- [Task inputs]

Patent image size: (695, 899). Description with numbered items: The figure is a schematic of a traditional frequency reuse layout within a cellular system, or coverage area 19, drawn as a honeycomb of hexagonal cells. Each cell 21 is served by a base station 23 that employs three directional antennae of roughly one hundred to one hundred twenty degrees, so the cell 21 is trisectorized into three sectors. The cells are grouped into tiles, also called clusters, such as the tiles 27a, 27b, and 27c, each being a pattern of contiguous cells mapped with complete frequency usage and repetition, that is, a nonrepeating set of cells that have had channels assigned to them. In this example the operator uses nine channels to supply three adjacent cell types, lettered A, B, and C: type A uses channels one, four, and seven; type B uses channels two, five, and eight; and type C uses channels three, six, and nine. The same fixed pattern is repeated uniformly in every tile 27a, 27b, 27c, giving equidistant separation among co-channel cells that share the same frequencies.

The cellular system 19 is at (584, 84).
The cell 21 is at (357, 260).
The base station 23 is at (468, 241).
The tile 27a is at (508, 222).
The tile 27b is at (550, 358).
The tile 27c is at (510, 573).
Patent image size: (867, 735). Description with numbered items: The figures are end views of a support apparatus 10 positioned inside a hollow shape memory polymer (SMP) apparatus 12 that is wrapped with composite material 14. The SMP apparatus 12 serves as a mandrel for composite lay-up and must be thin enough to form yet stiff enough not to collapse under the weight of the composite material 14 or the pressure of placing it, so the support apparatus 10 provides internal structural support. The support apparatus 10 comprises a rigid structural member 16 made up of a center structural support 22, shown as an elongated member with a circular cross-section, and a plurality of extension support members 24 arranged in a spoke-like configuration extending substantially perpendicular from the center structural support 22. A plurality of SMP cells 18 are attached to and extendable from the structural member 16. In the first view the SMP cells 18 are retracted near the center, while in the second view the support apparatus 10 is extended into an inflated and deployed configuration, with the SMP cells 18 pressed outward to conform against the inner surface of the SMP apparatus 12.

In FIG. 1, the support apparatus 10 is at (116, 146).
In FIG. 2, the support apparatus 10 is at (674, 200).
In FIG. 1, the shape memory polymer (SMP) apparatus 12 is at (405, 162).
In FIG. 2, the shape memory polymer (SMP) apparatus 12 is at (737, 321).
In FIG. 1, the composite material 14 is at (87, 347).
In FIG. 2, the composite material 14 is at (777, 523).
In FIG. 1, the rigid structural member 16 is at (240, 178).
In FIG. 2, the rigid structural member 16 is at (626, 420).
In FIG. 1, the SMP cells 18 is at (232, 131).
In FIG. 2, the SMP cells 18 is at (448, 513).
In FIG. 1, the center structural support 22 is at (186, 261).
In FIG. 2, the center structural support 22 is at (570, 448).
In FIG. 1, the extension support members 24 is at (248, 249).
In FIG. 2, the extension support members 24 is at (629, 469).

- [Task requirements]
The whole of the material above should be given again exactly.

- [Reply]
Patent image size: (695, 899). Description with numbered items: The figure is a schematic of a traditional frequency reuse layout within a cellular system, or coverage area 19, drawn as a honeycomb of hexagonal cells. Each cell 21 is served by a base station 23 that employs three directional antennae of roughly one hundred to one hundred twenty degrees, so the cell 21 is trisectorized into three sectors. The cells are grouped into tiles, also called clusters, such as the tiles 27a, 27b, and 27c, each being a pattern of contiguous cells mapped with complete frequency usage and repetition, that is, a nonrepeating set of cells that have had channels assigned to them. In this example the operator uses nine channels to supply three adjacent cell types, lettered A, B, and C: type A uses channels one, four, and seven; type B uses channels two, five, and eight; and type C uses channels three, six, and nine. The same fixed pattern is repeated uniformly in every tile 27a, 27b, 27c, giving equidistant separation among co-channel cells that share the same frequencies.

The cellular system 19 is at (584, 84).
The cell 21 is at (357, 260).
The base station 23 is at (468, 241).
The tile 27a is at (508, 222).
The tile 27b is at (550, 358).
The tile 27c is at (510, 573).
Patent image size: (867, 735). Description with numbered items: The figures are end views of a support apparatus 10 positioned inside a hollow shape memory polymer (SMP) apparatus 12 that is wrapped with composite material 14. The SMP apparatus 12 serves as a mandrel for composite lay-up and must be thin enough to form yet stiff enough not to collapse under the weight of the composite material 14 or the pressure of placing it, so the support apparatus 10 provides internal structural support. The support apparatus 10 comprises a rigid structural member 16 made up of a center structural support 22, shown as an elongated member with a circular cross-section, and a plurality of extension support members 24 arranged in a spoke-like configuration extending substantially perpendicular from the center structural support 22. A plurality of SMP cells 18 are attached to and extendable from the structural member 16. In the first view the SMP cells 18 are retracted near the center, while in the second view the support apparatus 10 is extended into an inflated and deployed configuration, with the SMP cells 18 pressed outward to conform against the inner surface of the SMP apparatus 12.

In FIG. 1, the support apparatus 10 is at (116, 146).
In FIG. 2, the support apparatus 10 is at (674, 200).
In FIG. 1, the shape memory polymer (SMP) apparatus 12 is at (405, 162).
In FIG. 2, the shape memory polymer (SMP) apparatus 12 is at (737, 321).
In FIG. 1, the composite material 14 is at (87, 347).
In FIG. 2, the composite material 14 is at (777, 523).
In FIG. 1, the rigid structural member 16 is at (240, 178).
In FIG. 2, the rigid structural member 16 is at (626, 420).
In FIG. 1, the SMP cells 18 is at (232, 131).
In FIG. 2, the SMP cells 18 is at (448, 513).
In FIG. 1, the center structural support 22 is at (186, 261).
In FIG. 2, the center structural support 22 is at (570, 448).
In FIG. 1, the extension support members 24 is at (248, 249).
In FIG. 2, the extension support members 24 is at (629, 469).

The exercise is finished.